[START OF Record set]

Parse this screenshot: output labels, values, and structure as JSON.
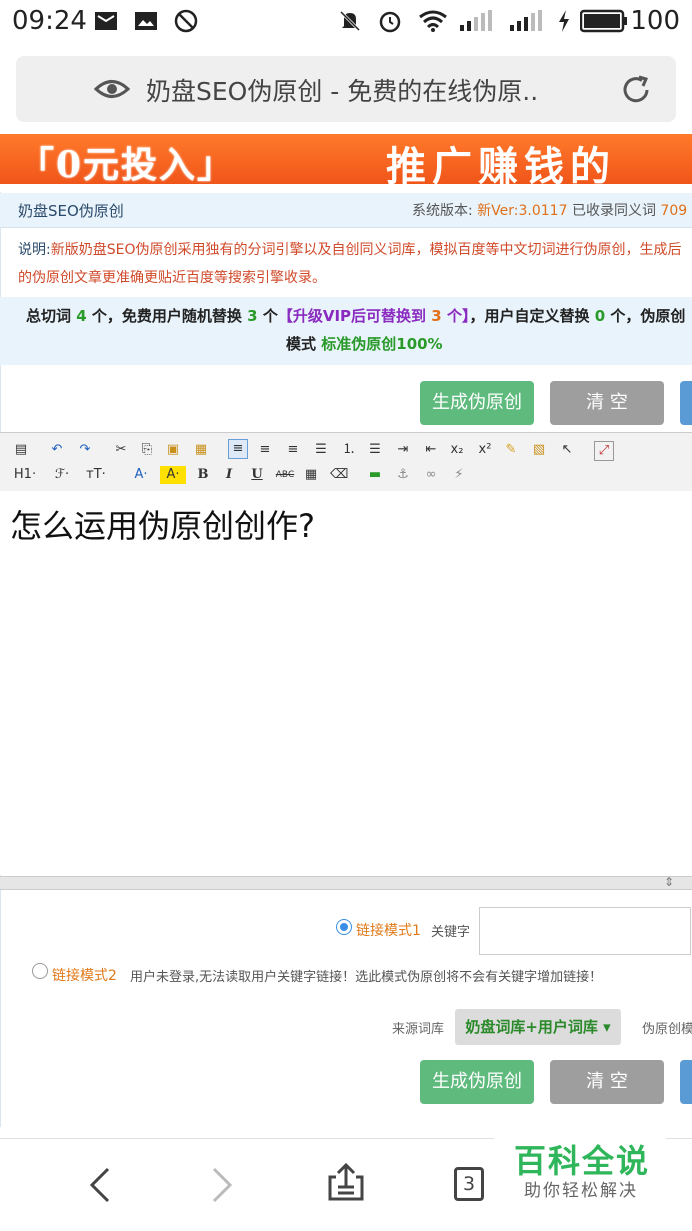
{
  "status_bar": {
    "time": "09:24",
    "battery": "100"
  },
  "browser": {
    "page_title": "奶盘SEO伪原创 - 免费的在线伪原.."
  },
  "banner": {
    "left": "「0元投入」",
    "right": "推广赚钱的"
  },
  "header": {
    "title": "奶盘SEO伪原创",
    "version_label": "系统版本:",
    "version": "新Ver:3.0117",
    "synonyms_label": "已收录同义词",
    "synonyms_count": "709"
  },
  "description": {
    "label": "说明:",
    "text": "新版奶盘SEO伪原创采用独有的分词引擎以及自创同义词库，模拟百度等中文切词进行伪原创，生成后的伪原创文章更准确更贴近百度等搜索引擎收录。"
  },
  "stats": {
    "p1": "总切词",
    "total": "4",
    "p2": "个，免费用户随机替换",
    "random": "3",
    "p3": "个",
    "vip": "【升级VIP后可替换到",
    "vip_count": "3",
    "vip_end": "个】",
    "p4": "，用户自定义替换",
    "custom": "0",
    "p5": "个，伪原创",
    "mode_label": "模式",
    "mode": "标准伪原创100%"
  },
  "buttons": {
    "generate": "生成伪原创",
    "clear": "清 空"
  },
  "toolbar": {
    "heading": "H1·",
    "font": "ℱ·",
    "size": "тT·",
    "font_color": "A·",
    "bg_color": "A·",
    "bold": "B",
    "italic": "I",
    "underline": "U",
    "strike": "ABC",
    "sub": "x₂",
    "sup": "x²"
  },
  "editor": {
    "content": "怎么运用伪原创创作?"
  },
  "link_mode": {
    "mode1": "链接模式1",
    "keyword_label": "关键字",
    "mode2": "链接模式2",
    "mode2_note": "用户未登录,无法读取用户关键字链接！选此模式伪原创将不会有关键字增加链接！"
  },
  "source": {
    "label": "来源词库",
    "selected": "奶盘词库+用户词库 ▾",
    "extra_label": "伪原创模"
  },
  "nav": {
    "tabs": "3"
  },
  "watermark": {
    "title": "百科全说",
    "subtitle": "助你轻松解决"
  },
  "colors": {
    "green_btn": "#5fba7d",
    "gray_btn": "#9e9e9e",
    "banner": "#f0551a"
  }
}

[END OF Record set]

» **Exercise**
Print the listing above in full, exactly as written. Omit any pictures.

» **Final result**
Parse this screenshot: output labels, values, and structure as JSON.
{
  "status_bar": {
    "time": "09:24",
    "battery": "100"
  },
  "browser": {
    "page_title": "奶盘SEO伪原创 - 免费的在线伪原.."
  },
  "banner": {
    "left": "「0元投入」",
    "right": "推广赚钱的"
  },
  "header": {
    "title": "奶盘SEO伪原创",
    "version_label": "系统版本:",
    "version": "新Ver:3.0117",
    "synonyms_label": "已收录同义词",
    "synonyms_count": "709"
  },
  "description": {
    "label": "说明:",
    "text": "新版奶盘SEO伪原创采用独有的分词引擎以及自创同义词库，模拟百度等中文切词进行伪原创，生成后的伪原创文章更准确更贴近百度等搜索引擎收录。"
  },
  "stats": {
    "p1": "总切词",
    "total": "4",
    "p2": "个，免费用户随机替换",
    "random": "3",
    "p3": "个",
    "vip": "【升级VIP后可替换到",
    "vip_count": "3",
    "vip_end": "个】",
    "p4": "，用户自定义替换",
    "custom": "0",
    "p5": "个，伪原创",
    "mode_label": "模式",
    "mode": "标准伪原创100%"
  },
  "buttons": {
    "generate": "生成伪原创",
    "clear": "清 空"
  },
  "toolbar": {
    "heading": "H1·",
    "font": "ℱ·",
    "size": "тT·",
    "font_color": "A·",
    "bg_color": "A·",
    "bold": "B",
    "italic": "I",
    "underline": "U",
    "strike": "ABC",
    "sub": "x₂",
    "sup": "x²"
  },
  "editor": {
    "content": "怎么运用伪原创创作?"
  },
  "link_mode": {
    "mode1": "链接模式1",
    "keyword_label": "关键字",
    "mode2": "链接模式2",
    "mode2_note": "用户未登录,无法读取用户关键字链接！选此模式伪原创将不会有关键字增加链接！"
  },
  "source": {
    "label": "来源词库",
    "selected": "奶盘词库+用户词库 ▾",
    "extra_label": "伪原创模"
  },
  "nav": {
    "tabs": "3"
  },
  "watermark": {
    "title": "百科全说",
    "subtitle": "助你轻松解决"
  },
  "colors": {
    "green_btn": "#5fba7d",
    "gray_btn": "#9e9e9e",
    "banner": "#f0551a"
  }
}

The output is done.